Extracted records
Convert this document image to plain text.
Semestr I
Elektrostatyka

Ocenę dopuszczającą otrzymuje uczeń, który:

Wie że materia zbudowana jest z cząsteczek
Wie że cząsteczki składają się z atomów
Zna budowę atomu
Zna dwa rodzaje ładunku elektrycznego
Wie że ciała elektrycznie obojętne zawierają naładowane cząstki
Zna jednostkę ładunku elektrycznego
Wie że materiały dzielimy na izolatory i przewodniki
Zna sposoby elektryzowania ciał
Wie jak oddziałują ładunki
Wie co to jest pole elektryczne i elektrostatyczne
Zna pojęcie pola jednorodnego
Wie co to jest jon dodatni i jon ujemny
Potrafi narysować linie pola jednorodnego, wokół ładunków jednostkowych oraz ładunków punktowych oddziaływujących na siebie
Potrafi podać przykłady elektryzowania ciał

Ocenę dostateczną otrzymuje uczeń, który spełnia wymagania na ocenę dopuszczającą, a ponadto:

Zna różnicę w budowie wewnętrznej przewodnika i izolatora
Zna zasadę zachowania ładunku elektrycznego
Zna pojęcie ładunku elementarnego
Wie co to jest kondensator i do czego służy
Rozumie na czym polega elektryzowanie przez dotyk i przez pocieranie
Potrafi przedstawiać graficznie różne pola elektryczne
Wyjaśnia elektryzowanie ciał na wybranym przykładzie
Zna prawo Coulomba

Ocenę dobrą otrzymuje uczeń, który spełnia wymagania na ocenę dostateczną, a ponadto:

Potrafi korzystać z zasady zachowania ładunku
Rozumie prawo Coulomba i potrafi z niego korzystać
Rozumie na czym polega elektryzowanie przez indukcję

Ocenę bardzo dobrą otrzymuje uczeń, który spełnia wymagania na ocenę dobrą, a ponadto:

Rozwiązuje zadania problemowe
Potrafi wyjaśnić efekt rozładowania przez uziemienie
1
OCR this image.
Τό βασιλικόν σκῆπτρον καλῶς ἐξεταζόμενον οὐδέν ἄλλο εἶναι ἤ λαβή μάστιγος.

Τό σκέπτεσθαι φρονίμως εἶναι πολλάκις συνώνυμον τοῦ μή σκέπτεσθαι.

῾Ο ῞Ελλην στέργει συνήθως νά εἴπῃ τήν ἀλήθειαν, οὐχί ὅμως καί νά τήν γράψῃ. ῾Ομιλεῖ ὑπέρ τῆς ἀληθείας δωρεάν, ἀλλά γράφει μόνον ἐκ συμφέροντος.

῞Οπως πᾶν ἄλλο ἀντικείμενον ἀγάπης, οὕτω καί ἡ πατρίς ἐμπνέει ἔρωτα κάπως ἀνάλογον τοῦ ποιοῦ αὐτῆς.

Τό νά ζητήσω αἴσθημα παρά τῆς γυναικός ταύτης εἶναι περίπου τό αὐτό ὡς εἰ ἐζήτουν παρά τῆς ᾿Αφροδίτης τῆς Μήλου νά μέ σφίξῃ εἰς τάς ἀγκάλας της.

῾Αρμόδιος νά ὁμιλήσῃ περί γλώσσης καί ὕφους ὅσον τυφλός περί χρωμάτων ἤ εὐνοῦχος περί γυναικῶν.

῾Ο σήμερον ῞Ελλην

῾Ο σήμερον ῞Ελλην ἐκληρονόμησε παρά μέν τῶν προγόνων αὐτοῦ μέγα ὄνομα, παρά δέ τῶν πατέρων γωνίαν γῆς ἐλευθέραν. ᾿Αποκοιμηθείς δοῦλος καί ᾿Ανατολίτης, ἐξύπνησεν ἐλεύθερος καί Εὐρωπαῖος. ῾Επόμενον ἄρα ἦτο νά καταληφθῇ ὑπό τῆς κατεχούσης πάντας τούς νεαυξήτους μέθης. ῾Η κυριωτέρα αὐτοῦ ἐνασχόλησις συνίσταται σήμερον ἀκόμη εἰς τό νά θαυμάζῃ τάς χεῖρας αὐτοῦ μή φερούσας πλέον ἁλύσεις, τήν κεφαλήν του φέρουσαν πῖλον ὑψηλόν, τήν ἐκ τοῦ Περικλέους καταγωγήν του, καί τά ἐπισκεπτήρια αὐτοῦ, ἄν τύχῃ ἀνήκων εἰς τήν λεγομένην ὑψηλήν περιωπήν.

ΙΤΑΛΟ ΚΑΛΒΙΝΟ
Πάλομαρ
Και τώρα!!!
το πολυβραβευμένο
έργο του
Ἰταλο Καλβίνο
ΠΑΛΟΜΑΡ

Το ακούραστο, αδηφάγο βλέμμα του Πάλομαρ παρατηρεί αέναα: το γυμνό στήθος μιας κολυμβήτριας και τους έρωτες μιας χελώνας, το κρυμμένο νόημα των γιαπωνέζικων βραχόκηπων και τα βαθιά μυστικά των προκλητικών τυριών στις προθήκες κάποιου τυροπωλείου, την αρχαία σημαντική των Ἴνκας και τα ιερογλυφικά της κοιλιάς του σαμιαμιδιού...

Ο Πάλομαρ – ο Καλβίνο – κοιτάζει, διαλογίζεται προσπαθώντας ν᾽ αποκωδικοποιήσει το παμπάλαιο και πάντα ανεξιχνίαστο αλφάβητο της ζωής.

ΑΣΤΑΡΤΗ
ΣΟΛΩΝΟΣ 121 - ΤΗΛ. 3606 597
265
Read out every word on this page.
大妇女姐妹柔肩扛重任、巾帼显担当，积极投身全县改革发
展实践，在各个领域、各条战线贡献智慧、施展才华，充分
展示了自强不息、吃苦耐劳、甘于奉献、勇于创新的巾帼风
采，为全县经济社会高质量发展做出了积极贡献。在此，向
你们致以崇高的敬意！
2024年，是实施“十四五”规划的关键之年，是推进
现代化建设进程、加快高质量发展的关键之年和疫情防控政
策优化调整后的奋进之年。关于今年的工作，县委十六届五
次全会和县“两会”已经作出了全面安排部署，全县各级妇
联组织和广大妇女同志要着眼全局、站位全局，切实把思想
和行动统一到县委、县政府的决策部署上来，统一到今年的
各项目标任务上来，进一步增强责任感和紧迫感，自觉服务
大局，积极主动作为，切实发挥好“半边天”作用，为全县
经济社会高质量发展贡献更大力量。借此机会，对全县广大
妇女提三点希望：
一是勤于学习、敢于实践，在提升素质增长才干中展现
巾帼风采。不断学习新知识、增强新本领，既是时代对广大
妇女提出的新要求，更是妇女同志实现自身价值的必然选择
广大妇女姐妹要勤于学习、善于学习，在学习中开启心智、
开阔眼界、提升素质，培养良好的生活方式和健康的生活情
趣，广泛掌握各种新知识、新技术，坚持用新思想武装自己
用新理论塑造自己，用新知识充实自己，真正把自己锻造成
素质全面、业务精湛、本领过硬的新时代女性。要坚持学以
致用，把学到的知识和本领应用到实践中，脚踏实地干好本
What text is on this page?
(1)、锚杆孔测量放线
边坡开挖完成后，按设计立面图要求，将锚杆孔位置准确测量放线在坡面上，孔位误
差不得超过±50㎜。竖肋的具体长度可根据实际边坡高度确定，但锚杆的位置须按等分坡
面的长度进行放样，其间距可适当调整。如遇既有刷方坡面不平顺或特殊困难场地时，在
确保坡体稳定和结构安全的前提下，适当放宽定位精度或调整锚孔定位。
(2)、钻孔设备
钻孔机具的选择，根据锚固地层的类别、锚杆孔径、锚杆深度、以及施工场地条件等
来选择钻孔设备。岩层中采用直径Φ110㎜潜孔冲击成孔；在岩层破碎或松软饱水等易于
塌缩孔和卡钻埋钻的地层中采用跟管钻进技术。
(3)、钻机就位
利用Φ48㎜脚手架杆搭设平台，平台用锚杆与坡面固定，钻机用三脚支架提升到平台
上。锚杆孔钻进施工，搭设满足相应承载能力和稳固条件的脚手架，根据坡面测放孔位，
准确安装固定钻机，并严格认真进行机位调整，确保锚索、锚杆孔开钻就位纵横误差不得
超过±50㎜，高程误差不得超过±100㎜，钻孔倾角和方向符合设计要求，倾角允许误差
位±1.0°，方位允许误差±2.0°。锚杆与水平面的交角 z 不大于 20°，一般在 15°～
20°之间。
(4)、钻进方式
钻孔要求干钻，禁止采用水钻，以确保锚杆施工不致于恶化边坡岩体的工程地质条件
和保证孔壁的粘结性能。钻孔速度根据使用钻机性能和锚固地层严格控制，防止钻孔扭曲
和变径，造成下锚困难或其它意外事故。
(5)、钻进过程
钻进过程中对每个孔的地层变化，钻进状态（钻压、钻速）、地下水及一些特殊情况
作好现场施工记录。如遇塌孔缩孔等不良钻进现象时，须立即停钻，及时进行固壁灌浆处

INSTRUCTIONS FOR THE TASK
Look through the records and gather each line with the word "spełnia".

ANSWER FOR THIS EXERCISE
Ocenę dostateczną otrzymuje uczeń, który spełnia wymagania na ocenę dopuszczającą, a ponadto:
Ocenę dobrą otrzymuje uczeń, który spełnia wymagania na ocenę dostateczną, a ponadto:
Ocenę bardzo dobrą otrzymuje uczeń, który spełnia wymagania na ocenę dobrą, a ponadto:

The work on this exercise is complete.